** Begin Source material **

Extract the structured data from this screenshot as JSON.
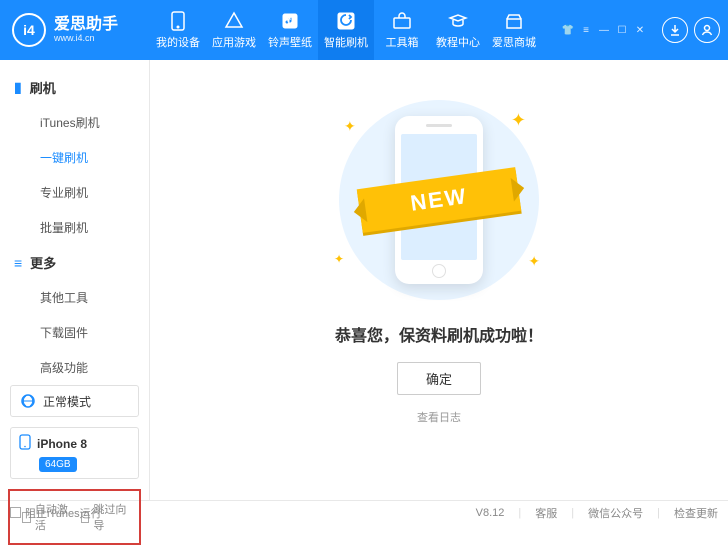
{
  "brand": {
    "logo_text": "i4",
    "name": "爱思助手",
    "url": "www.i4.cn"
  },
  "top_tabs": [
    {
      "label": "我的设备"
    },
    {
      "label": "应用游戏"
    },
    {
      "label": "铃声壁纸"
    },
    {
      "label": "智能刷机",
      "active": true
    },
    {
      "label": "工具箱"
    },
    {
      "label": "教程中心"
    },
    {
      "label": "爱思商城"
    }
  ],
  "sidebar": {
    "group1": {
      "title": "刷机",
      "items": [
        "iTunes刷机",
        "一键刷机",
        "专业刷机",
        "批量刷机"
      ],
      "active_index": 1
    },
    "group2": {
      "title": "更多",
      "items": [
        "其他工具",
        "下载固件",
        "高级功能"
      ]
    }
  },
  "mode_box": {
    "label": "正常模式"
  },
  "device_box": {
    "name": "iPhone 8",
    "storage": "64GB"
  },
  "bottom_checks": {
    "auto_activate": "自动激活",
    "skip_guide": "跳过向导"
  },
  "main": {
    "ribbon": "NEW",
    "message": "恭喜您，保资料刷机成功啦！",
    "ok_button": "确定",
    "log_link": "查看日志"
  },
  "footer": {
    "block_itunes": "阻止iTunes运行",
    "version": "V8.12",
    "support": "客服",
    "wechat": "微信公众号",
    "update": "检查更新"
  }
}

** End Source material **

Task to carry out: Give all the lines above again, character for character, without pictures.

Task answer:
Extract the structured data from this screenshot as JSON.
{
  "brand": {
    "logo_text": "i4",
    "name": "爱思助手",
    "url": "www.i4.cn"
  },
  "top_tabs": [
    {
      "label": "我的设备"
    },
    {
      "label": "应用游戏"
    },
    {
      "label": "铃声壁纸"
    },
    {
      "label": "智能刷机",
      "active": true
    },
    {
      "label": "工具箱"
    },
    {
      "label": "教程中心"
    },
    {
      "label": "爱思商城"
    }
  ],
  "sidebar": {
    "group1": {
      "title": "刷机",
      "items": [
        "iTunes刷机",
        "一键刷机",
        "专业刷机",
        "批量刷机"
      ],
      "active_index": 1
    },
    "group2": {
      "title": "更多",
      "items": [
        "其他工具",
        "下载固件",
        "高级功能"
      ]
    }
  },
  "mode_box": {
    "label": "正常模式"
  },
  "device_box": {
    "name": "iPhone 8",
    "storage": "64GB"
  },
  "bottom_checks": {
    "auto_activate": "自动激活",
    "skip_guide": "跳过向导"
  },
  "main": {
    "ribbon": "NEW",
    "message": "恭喜您，保资料刷机成功啦！",
    "ok_button": "确定",
    "log_link": "查看日志"
  },
  "footer": {
    "block_itunes": "阻止iTunes运行",
    "version": "V8.12",
    "support": "客服",
    "wechat": "微信公众号",
    "update": "检查更新"
  }
}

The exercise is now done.